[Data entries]
⁂

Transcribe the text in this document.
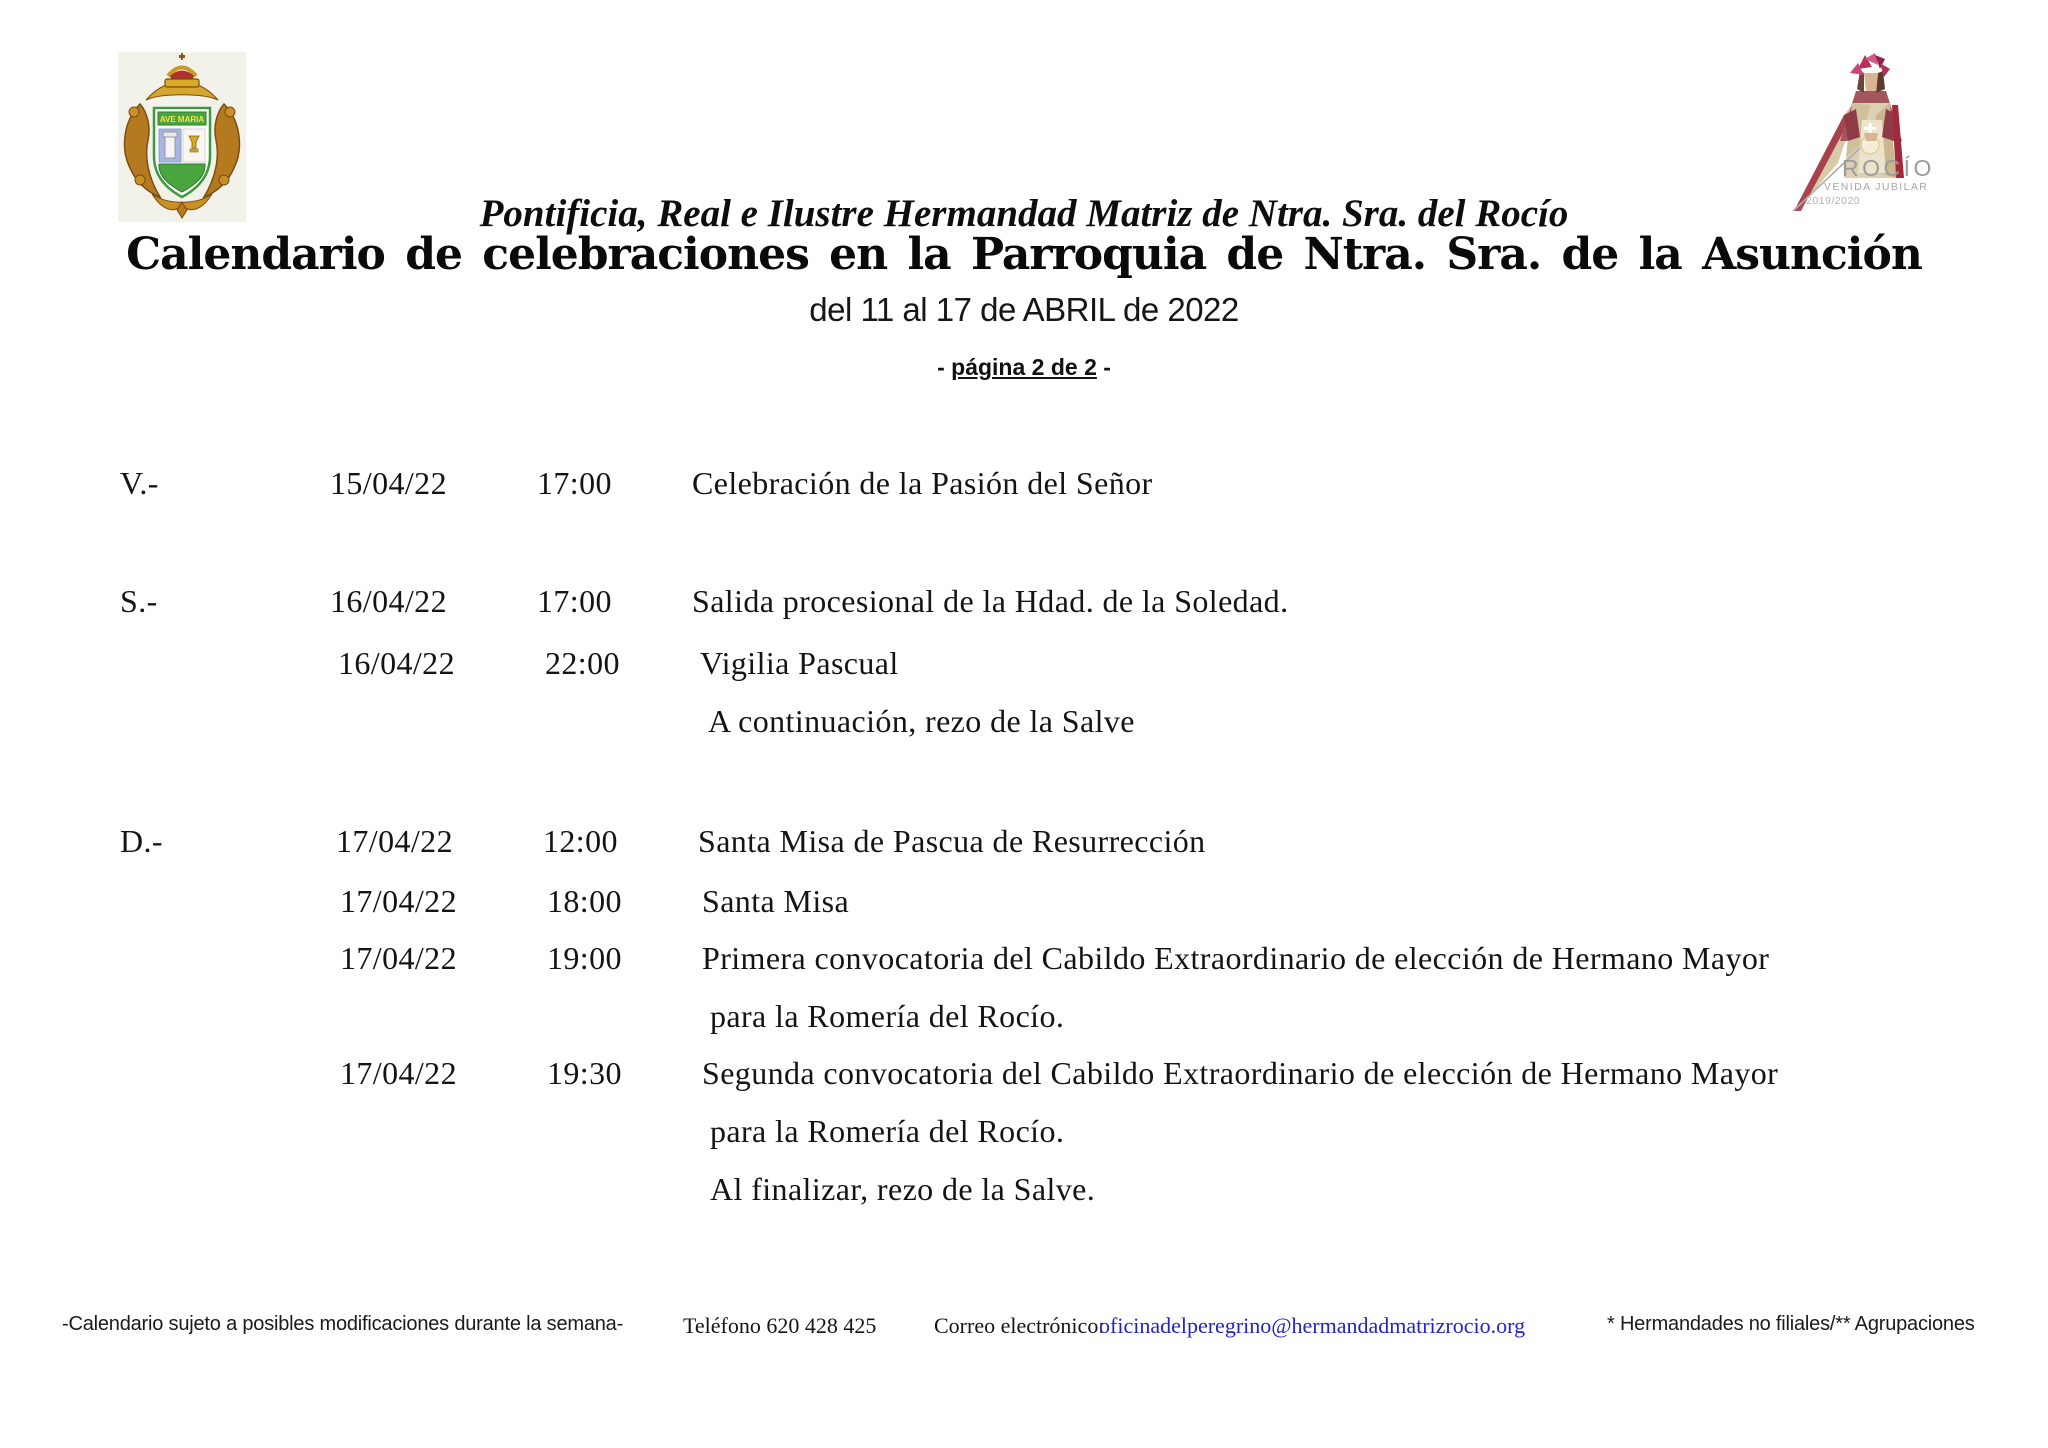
AVE MARIA
ROCÍO
VENIDA JUBILAR
2019/2020
Pontificia, Real e Ilustre Hermandad Matriz de Ntra. Sra. del Rocío
Calendario de celebraciones en la Parroquia de Ntra. Sra. de la Asunción
del 11 al 17 de ABRIL de 2022
- página 2 de 2 -
V.-	15/04/22	17:00	Celebración de la Pasión del Señor
S.-	16/04/22	17:00	Salida procesional de la Hdad. de la Soledad.
16/04/22	22:00	Vigilia Pascual
A continuación, rezo de la Salve
D.-	17/04/22	12:00	Santa Misa de Pascua de Resurrección
17/04/22	18:00	Santa Misa
17/04/22	19:00	Primera convocatoria del Cabildo Extraordinario de elección de Hermano Mayor
para la Romería del Rocío.
17/04/22	19:30	Segunda convocatoria del Cabildo Extraordinario de elección de Hermano Mayor
para la Romería del Rocío.
Al finalizar, rezo de la Salve.
-Calendario sujeto a posibles modificaciones durante la semana-	Teléfono 620 428 425	Correo electrónico:
oficinadelperegrino@hermandadmatrizrocio.org	* Hermandades no filiales/** Agrupaciones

⁂

Goal of the exercise
Quote every record above exactly, leaving out the pictures.

Response below
Transcribe the text in this document.
AVE MARIA
ROCÍO
VENIDA JUBILAR
2019/2020
Pontificia, Real e Ilustre Hermandad Matriz de Ntra. Sra. del Rocío
Calendario de celebraciones en la Parroquia de Ntra. Sra. de la Asunción
del 11 al 17 de ABRIL de 2022
- página 2 de 2 -
V.-	15/04/22	17:00	Celebración de la Pasión del Señor
S.-	16/04/22	17:00	Salida procesional de la Hdad. de la Soledad.
16/04/22	22:00	Vigilia Pascual
A continuación, rezo de la Salve
D.-	17/04/22	12:00	Santa Misa de Pascua de Resurrección
17/04/22	18:00	Santa Misa
17/04/22	19:00	Primera convocatoria del Cabildo Extraordinario de elección de Hermano Mayor
para la Romería del Rocío.
17/04/22	19:30	Segunda convocatoria del Cabildo Extraordinario de elección de Hermano Mayor
para la Romería del Rocío.
Al finalizar, rezo de la Salve.
-Calendario sujeto a posibles modificaciones durante la semana-	Teléfono 620 428 425	Correo electrónico:
oficinadelperegrino@hermandadmatrizrocio.org	* Hermandades no filiales/** Agrupaciones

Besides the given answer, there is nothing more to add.